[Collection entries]

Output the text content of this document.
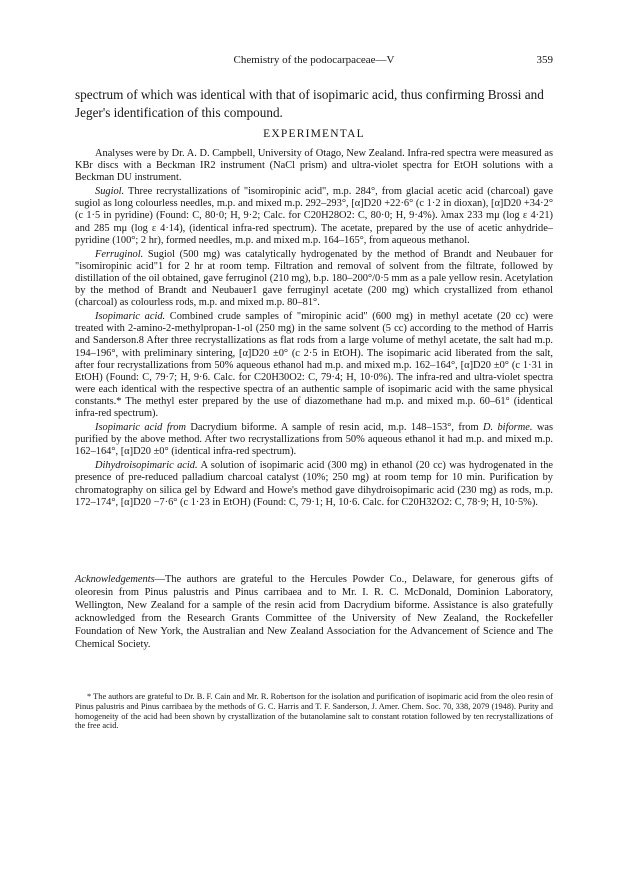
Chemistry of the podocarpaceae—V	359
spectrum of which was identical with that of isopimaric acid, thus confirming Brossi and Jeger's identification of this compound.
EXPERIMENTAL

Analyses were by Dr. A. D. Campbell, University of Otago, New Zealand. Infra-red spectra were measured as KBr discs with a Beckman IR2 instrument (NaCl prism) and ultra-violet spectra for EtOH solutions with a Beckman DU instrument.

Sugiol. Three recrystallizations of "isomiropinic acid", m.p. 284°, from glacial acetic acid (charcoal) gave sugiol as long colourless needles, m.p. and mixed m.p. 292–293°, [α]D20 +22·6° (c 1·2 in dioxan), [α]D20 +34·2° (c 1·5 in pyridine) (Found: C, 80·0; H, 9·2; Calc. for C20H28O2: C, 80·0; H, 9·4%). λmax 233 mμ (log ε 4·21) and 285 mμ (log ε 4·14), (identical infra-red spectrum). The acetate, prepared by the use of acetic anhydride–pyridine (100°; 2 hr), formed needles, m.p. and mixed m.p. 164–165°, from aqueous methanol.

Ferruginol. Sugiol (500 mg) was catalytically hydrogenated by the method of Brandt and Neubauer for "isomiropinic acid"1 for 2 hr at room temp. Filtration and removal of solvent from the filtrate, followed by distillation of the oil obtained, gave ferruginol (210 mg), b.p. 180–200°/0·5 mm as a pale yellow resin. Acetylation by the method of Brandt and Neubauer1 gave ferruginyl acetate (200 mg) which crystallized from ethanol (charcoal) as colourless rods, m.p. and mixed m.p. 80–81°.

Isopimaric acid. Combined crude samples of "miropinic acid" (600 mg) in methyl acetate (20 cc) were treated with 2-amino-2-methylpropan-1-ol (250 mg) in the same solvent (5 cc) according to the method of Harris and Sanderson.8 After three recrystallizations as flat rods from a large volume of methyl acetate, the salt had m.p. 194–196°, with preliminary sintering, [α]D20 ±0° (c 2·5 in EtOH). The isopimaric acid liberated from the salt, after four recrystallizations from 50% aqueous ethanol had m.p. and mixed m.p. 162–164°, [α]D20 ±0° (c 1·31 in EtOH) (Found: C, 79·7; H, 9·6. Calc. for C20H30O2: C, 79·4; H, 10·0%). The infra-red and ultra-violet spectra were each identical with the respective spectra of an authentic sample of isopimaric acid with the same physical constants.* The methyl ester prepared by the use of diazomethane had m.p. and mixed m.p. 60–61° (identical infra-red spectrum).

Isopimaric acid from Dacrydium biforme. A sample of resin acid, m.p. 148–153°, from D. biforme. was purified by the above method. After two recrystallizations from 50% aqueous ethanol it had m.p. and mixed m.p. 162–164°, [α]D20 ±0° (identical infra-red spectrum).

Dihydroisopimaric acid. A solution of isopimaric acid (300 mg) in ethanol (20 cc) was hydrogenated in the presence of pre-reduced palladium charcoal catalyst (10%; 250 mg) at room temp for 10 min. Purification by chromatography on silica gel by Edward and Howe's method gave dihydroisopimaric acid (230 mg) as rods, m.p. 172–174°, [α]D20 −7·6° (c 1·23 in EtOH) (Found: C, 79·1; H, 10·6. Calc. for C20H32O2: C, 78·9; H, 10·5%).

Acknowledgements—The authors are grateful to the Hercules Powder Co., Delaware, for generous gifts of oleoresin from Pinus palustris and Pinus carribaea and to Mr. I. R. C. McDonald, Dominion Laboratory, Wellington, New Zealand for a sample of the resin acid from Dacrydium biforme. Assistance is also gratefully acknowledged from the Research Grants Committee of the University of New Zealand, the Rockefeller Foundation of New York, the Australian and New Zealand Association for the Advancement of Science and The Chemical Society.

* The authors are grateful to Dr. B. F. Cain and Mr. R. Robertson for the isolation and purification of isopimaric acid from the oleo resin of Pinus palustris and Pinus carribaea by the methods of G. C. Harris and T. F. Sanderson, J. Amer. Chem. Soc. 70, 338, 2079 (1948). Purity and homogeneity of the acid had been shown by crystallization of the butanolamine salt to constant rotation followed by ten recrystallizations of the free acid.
* * *
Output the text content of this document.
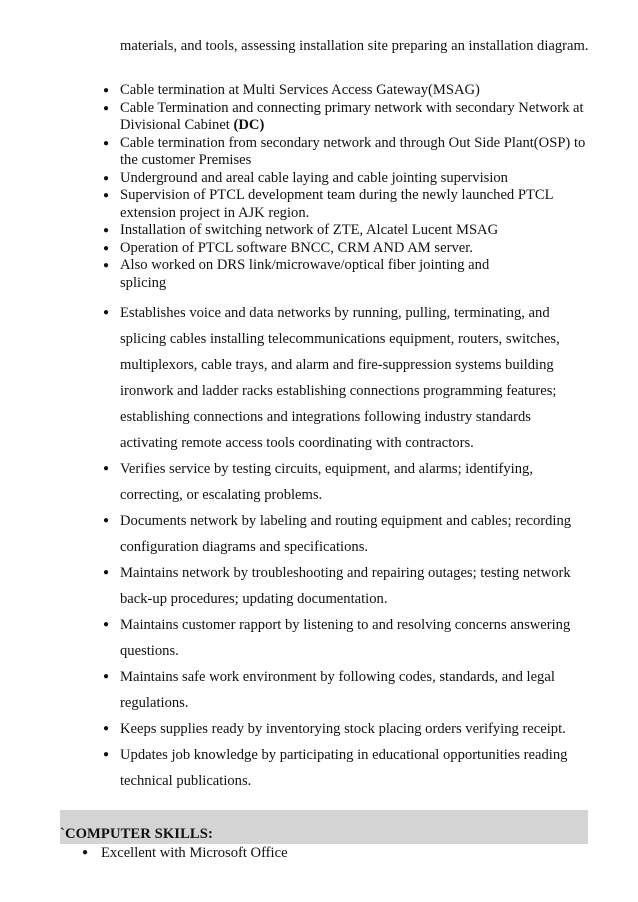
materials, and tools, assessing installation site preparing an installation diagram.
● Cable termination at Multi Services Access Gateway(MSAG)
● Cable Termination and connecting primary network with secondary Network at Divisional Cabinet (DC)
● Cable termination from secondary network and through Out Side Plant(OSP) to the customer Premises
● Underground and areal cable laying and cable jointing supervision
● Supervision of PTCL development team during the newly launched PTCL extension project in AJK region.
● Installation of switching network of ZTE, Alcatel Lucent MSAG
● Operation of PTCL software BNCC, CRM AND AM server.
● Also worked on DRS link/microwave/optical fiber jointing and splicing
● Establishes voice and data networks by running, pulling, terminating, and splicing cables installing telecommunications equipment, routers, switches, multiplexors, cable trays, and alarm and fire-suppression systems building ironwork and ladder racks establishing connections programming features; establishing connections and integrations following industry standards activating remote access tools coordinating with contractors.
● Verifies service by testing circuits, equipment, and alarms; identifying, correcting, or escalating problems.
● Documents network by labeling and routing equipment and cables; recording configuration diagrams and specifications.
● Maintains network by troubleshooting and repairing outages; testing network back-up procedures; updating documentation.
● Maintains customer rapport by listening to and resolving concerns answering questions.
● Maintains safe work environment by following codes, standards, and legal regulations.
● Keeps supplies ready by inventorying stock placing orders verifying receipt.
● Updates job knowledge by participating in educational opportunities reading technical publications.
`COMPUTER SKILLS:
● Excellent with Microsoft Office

[EXERCISE AIM] Reply with nothing except the number of lines in the listing above that include the string "which".

[OUTPUT FOR THIS TASK] 2